Source text:

In an increasingly globalized economy, we’re often taken further and further away from the source of our food. The Coop allows us to connect on a deeper level to the food we’re eating, where it’s coming from and how it’s made. It allows us to shop more sustainably (in the bulk aisle, for example), and to foster a sense of community while we’re at it. In 50 years, the Coop has created a thoughtful and invested community, built around a shared love of ethical consumption and—at the end of the day—great food.
Liora Fishman lives in Prospect Heights, and has a dog named Ollie.
Editor’s note: This is part of an occasional series marking the Coop’s 50th.

Exercises to complete:
**1)** From the passage on the Coop, output everything from "In an increasingly" down to "the day—great food.".
**2)** Answer these questions using the passage on the Coop:
(a) Which aisle is named as an example of shopping more sustainably?
(b) Where does Liora Fishman live?
(c) What does the occasional series mark?

Entries supplied:
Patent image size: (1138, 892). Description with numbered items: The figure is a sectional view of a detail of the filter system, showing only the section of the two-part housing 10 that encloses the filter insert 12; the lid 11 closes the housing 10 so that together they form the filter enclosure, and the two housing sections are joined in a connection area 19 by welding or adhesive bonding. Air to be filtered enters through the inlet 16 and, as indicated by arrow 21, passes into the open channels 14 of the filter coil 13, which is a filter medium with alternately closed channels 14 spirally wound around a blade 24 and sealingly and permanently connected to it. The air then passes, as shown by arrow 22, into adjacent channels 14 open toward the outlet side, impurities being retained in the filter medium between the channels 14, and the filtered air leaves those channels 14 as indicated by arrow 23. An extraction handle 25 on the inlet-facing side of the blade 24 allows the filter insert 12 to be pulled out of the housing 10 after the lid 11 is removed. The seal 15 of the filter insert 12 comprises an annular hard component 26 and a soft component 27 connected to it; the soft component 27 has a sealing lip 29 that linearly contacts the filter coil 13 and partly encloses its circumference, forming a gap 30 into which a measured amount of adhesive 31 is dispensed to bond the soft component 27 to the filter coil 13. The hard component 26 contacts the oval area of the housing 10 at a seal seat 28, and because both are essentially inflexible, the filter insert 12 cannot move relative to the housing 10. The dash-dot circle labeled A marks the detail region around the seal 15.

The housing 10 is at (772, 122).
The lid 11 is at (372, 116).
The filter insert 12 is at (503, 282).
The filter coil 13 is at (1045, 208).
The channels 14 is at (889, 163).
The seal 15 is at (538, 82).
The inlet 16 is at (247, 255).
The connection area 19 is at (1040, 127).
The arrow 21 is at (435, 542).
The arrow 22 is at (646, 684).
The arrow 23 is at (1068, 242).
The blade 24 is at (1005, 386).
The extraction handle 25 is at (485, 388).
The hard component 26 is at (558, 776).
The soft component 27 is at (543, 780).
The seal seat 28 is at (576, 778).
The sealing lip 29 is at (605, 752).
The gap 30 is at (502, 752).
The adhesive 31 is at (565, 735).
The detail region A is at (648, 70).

Expected responses:
**1)**
In an increasingly globalized economy, we’re often taken further and further away from the source of our food. The Coop allows us to connect on a deeper level to the food we’re eating, where it’s coming from and how it’s made. It allows us to shop more sustainably (in the bulk aisle, for example), and to foster a sense of community while we’re at it. In 50 years, the Coop has created a thoughtful and invested community, built around a shared love of ethical consumption and—at the end of the day—great food.

**2)**
(a) The bulk aisle.
(b) Prospect Heights.
(c) The Coop's 50th.